__DIRECTIVE__. Copy the data word for word, keeping every line.

__DATA EXCERPTS__.

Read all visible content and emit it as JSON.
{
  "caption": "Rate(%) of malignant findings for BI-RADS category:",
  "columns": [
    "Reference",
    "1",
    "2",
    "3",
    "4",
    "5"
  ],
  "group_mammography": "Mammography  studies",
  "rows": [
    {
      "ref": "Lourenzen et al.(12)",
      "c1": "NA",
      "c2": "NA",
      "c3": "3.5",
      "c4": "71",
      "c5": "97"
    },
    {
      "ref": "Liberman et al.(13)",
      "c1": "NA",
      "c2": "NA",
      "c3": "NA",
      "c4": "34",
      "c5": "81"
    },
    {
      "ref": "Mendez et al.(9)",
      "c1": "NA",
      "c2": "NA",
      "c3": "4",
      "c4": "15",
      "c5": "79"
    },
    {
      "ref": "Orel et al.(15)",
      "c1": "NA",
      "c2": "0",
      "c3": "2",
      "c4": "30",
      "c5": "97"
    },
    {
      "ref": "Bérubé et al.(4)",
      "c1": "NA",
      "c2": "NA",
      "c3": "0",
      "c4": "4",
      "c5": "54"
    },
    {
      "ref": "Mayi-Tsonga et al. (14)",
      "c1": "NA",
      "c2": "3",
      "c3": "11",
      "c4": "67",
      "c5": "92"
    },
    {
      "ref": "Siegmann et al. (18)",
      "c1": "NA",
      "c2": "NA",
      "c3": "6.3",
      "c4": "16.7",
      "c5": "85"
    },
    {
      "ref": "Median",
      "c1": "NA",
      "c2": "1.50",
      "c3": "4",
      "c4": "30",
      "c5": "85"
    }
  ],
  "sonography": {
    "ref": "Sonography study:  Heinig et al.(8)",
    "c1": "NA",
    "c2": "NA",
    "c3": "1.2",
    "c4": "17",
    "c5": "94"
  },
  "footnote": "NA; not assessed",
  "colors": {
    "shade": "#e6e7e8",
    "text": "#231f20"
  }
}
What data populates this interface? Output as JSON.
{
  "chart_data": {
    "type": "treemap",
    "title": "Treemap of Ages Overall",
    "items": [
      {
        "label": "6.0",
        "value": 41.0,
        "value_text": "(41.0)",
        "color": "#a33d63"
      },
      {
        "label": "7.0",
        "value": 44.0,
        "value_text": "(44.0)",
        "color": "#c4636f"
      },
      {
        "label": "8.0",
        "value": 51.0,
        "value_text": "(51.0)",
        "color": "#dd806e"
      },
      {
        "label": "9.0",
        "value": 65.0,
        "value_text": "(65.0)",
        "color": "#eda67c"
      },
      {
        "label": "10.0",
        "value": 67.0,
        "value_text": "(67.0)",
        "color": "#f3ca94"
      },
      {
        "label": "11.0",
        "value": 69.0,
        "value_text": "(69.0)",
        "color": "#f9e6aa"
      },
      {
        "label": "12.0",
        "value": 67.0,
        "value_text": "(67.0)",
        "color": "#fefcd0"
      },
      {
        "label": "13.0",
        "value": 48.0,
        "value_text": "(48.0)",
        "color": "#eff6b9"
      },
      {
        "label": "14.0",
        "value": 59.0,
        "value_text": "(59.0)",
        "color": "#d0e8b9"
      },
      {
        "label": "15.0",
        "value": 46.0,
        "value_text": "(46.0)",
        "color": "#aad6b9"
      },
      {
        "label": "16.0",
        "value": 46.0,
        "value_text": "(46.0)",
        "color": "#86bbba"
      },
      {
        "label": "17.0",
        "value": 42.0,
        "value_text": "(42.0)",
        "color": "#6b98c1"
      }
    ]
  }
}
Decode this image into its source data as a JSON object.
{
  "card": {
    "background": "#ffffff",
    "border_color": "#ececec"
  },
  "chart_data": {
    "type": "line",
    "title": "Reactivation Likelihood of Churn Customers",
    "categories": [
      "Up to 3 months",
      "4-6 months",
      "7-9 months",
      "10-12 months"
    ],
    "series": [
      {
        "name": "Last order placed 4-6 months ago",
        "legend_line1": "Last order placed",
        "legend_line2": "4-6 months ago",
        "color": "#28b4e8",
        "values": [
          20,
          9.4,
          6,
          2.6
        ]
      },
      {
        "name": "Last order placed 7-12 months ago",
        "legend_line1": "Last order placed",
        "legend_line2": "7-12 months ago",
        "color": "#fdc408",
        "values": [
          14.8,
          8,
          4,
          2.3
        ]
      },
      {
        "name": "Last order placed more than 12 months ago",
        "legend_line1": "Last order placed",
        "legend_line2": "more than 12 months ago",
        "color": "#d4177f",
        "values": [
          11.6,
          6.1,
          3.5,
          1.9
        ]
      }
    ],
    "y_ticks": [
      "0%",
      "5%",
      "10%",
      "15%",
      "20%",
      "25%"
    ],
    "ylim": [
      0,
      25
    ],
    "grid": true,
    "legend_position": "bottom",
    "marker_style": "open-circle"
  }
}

__ANSWER__.
Read all visible content and emit it as JSON.
{
  "caption": "Rate(%) of malignant findings for BI-RADS category:",
  "columns": [
    "Reference",
    "1",
    "2",
    "3",
    "4",
    "5"
  ],
  "group_mammography": "Mammography  studies",
  "rows": [
    {
      "ref": "Lourenzen et al.(12)",
      "c1": "NA",
      "c2": "NA",
      "c3": "3.5",
      "c4": "71",
      "c5": "97"
    },
    {
      "ref": "Liberman et al.(13)",
      "c1": "NA",
      "c2": "NA",
      "c3": "NA",
      "c4": "34",
      "c5": "81"
    },
    {
      "ref": "Mendez et al.(9)",
      "c1": "NA",
      "c2": "NA",
      "c3": "4",
      "c4": "15",
      "c5": "79"
    },
    {
      "ref": "Orel et al.(15)",
      "c1": "NA",
      "c2": "0",
      "c3": "2",
      "c4": "30",
      "c5": "97"
    },
    {
      "ref": "Bérubé et al.(4)",
      "c1": "NA",
      "c2": "NA",
      "c3": "0",
      "c4": "4",
      "c5": "54"
    },
    {
      "ref": "Mayi-Tsonga et al. (14)",
      "c1": "NA",
      "c2": "3",
      "c3": "11",
      "c4": "67",
      "c5": "92"
    },
    {
      "ref": "Siegmann et al. (18)",
      "c1": "NA",
      "c2": "NA",
      "c3": "6.3",
      "c4": "16.7",
      "c5": "85"
    },
    {
      "ref": "Median",
      "c1": "NA",
      "c2": "1.50",
      "c3": "4",
      "c4": "30",
      "c5": "85"
    }
  ],
  "sonography": {
    "ref": "Sonography study:  Heinig et al.(8)",
    "c1": "NA",
    "c2": "NA",
    "c3": "1.2",
    "c4": "17",
    "c5": "94"
  },
  "footnote": "NA; not assessed",
  "colors": {
    "shade": "#e6e7e8",
    "text": "#231f20"
  }
}
What data populates this interface? Output as JSON.
{
  "chart_data": {
    "type": "treemap",
    "title": "Treemap of Ages Overall",
    "items": [
      {
        "label": "6.0",
        "value": 41.0,
        "value_text": "(41.0)",
        "color": "#a33d63"
      },
      {
        "label": "7.0",
        "value": 44.0,
        "value_text": "(44.0)",
        "color": "#c4636f"
      },
      {
        "label": "8.0",
        "value": 51.0,
        "value_text": "(51.0)",
        "color": "#dd806e"
      },
      {
        "label": "9.0",
        "value": 65.0,
        "value_text": "(65.0)",
        "color": "#eda67c"
      },
      {
        "label": "10.0",
        "value": 67.0,
        "value_text": "(67.0)",
        "color": "#f3ca94"
      },
      {
        "label": "11.0",
        "value": 69.0,
        "value_text": "(69.0)",
        "color": "#f9e6aa"
      },
      {
        "label": "12.0",
        "value": 67.0,
        "value_text": "(67.0)",
        "color": "#fefcd0"
      },
      {
        "label": "13.0",
        "value": 48.0,
        "value_text": "(48.0)",
        "color": "#eff6b9"
      },
      {
        "label": "14.0",
        "value": 59.0,
        "value_text": "(59.0)",
        "color": "#d0e8b9"
      },
      {
        "label": "15.0",
        "value": 46.0,
        "value_text": "(46.0)",
        "color": "#aad6b9"
      },
      {
        "label": "16.0",
        "value": 46.0,
        "value_text": "(46.0)",
        "color": "#86bbba"
      },
      {
        "label": "17.0",
        "value": 42.0,
        "value_text": "(42.0)",
        "color": "#6b98c1"
      }
    ]
  }
}
Decode this image into its source data as a JSON object.
{
  "card": {
    "background": "#ffffff",
    "border_color": "#ececec"
  },
  "chart_data": {
    "type": "line",
    "title": "Reactivation Likelihood of Churn Customers",
    "categories": [
      "Up to 3 months",
      "4-6 months",
      "7-9 months",
      "10-12 months"
    ],
    "series": [
      {
        "name": "Last order placed 4-6 months ago",
        "legend_line1": "Last order placed",
        "legend_line2": "4-6 months ago",
        "color": "#28b4e8",
        "values": [
          20,
          9.4,
          6,
          2.6
        ]
      },
      {
        "name": "Last order placed 7-12 months ago",
        "legend_line1": "Last order placed",
        "legend_line2": "7-12 months ago",
        "color": "#fdc408",
        "values": [
          14.8,
          8,
          4,
          2.3
        ]
      },
      {
        "name": "Last order placed more than 12 months ago",
        "legend_line1": "Last order placed",
        "legend_line2": "more than 12 months ago",
        "color": "#d4177f",
        "values": [
          11.6,
          6.1,
          3.5,
          1.9
        ]
      }
    ],
    "y_ticks": [
      "0%",
      "5%",
      "10%",
      "15%",
      "20%",
      "25%"
    ],
    "ylim": [
      0,
      25
    ],
    "grid": true,
    "legend_position": "bottom",
    "marker_style": "open-circle"
  }
}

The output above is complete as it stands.